Copy the lines below as they are; omit the images they contain.

----- Data to process

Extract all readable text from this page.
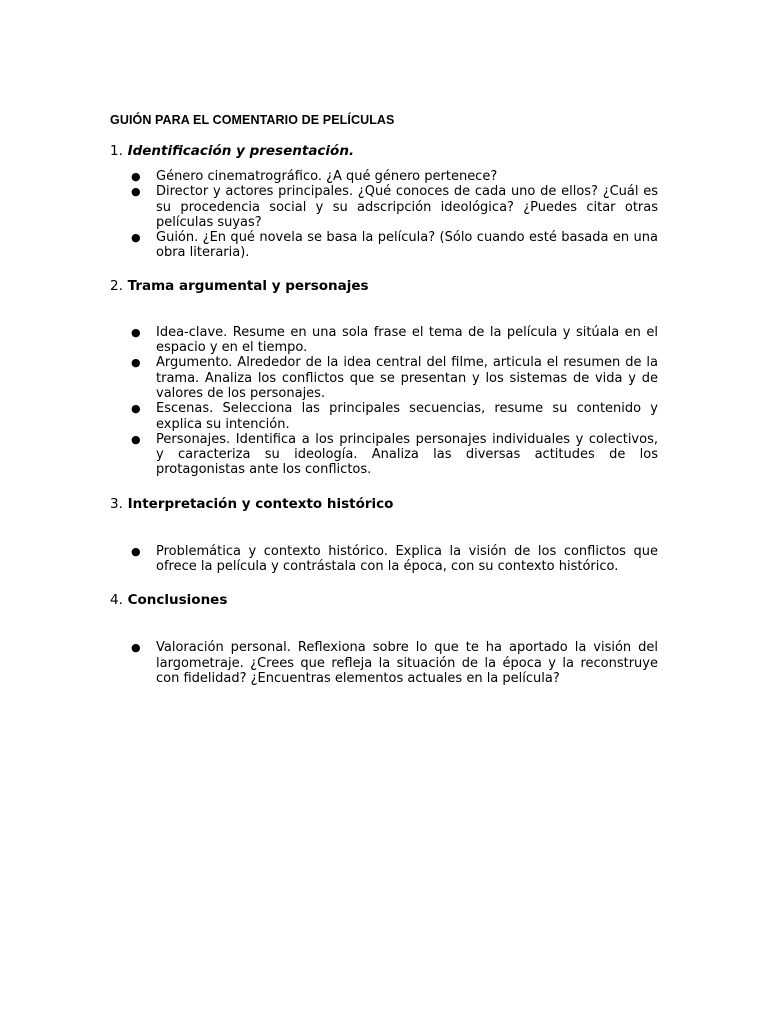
GUIÓN PARA EL COMENTARIO DE PELÍCULAS
1. Identificación y presentación.
● Género cinematrográfico. ¿A qué género pertenece?
● Director y actores principales. ¿Qué conoces de cada uno de ellos? ¿Cuál es su procedencia social y su adscripción ideológica? ¿Puedes citar otras películas suyas?
● Guión. ¿En qué novela se basa la película? (Sólo cuando esté basada en una obra literaria).
2. Trama argumental y personajes
● Idea-clave. Resume en una sola frase el tema de la película y sitúala en el espacio y en el tiempo.
● Argumento. Alrededor de la idea central del filme, articula el resumen de la trama. Analiza los conflictos que se presentan y los sistemas de vida y de valores de los personajes.
● Escenas. Selecciona las principales secuencias, resume su contenido y explica su intención.
● Personajes. Identifica a los principales personajes individuales y colectivos, y caracteriza su ideología. Analiza las diversas actitudes de los protagonistas ante los conflictos.
3. Interpretación y contexto histórico
● Problemática y contexto histórico. Explica la visión de los conflictos que ofrece la película y contrástala con la época, con su contexto histórico.
4. Conclusiones
● Valoración personal. Reflexiona sobre lo que te ha aportado la visión del largometraje. ¿Crees que refleja la situación de la época y la reconstruye con fidelidad? ¿Encuentras elementos actuales en la película?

----------

*Answer for the task*.
Extract all readable text from this page.
GUIÓN PARA EL COMENTARIO DE PELÍCULAS
1. Identificación y presentación.
● Género cinematrográfico. ¿A qué género pertenece?
● Director y actores principales. ¿Qué conoces de cada uno de ellos? ¿Cuál es su procedencia social y su adscripción ideológica? ¿Puedes citar otras películas suyas?
● Guión. ¿En qué novela se basa la película? (Sólo cuando esté basada en una obra literaria).
2. Trama argumental y personajes
● Idea-clave. Resume en una sola frase el tema de la película y sitúala en el espacio y en el tiempo.
● Argumento. Alrededor de la idea central del filme, articula el resumen de la trama. Analiza los conflictos que se presentan y los sistemas de vida y de valores de los personajes.
● Escenas. Selecciona las principales secuencias, resume su contenido y explica su intención.
● Personajes. Identifica a los principales personajes individuales y colectivos, y caracteriza su ideología. Analiza las diversas actitudes de los protagonistas ante los conflictos.
3. Interpretación y contexto histórico
● Problemática y contexto histórico. Explica la visión de los conflictos que ofrece la película y contrástala con la época, con su contexto histórico.
4. Conclusiones
● Valoración personal. Reflexiona sobre lo que te ha aportado la visión del largometraje. ¿Crees que refleja la situación de la época y la reconstruye con fidelidad? ¿Encuentras elementos actuales en la película?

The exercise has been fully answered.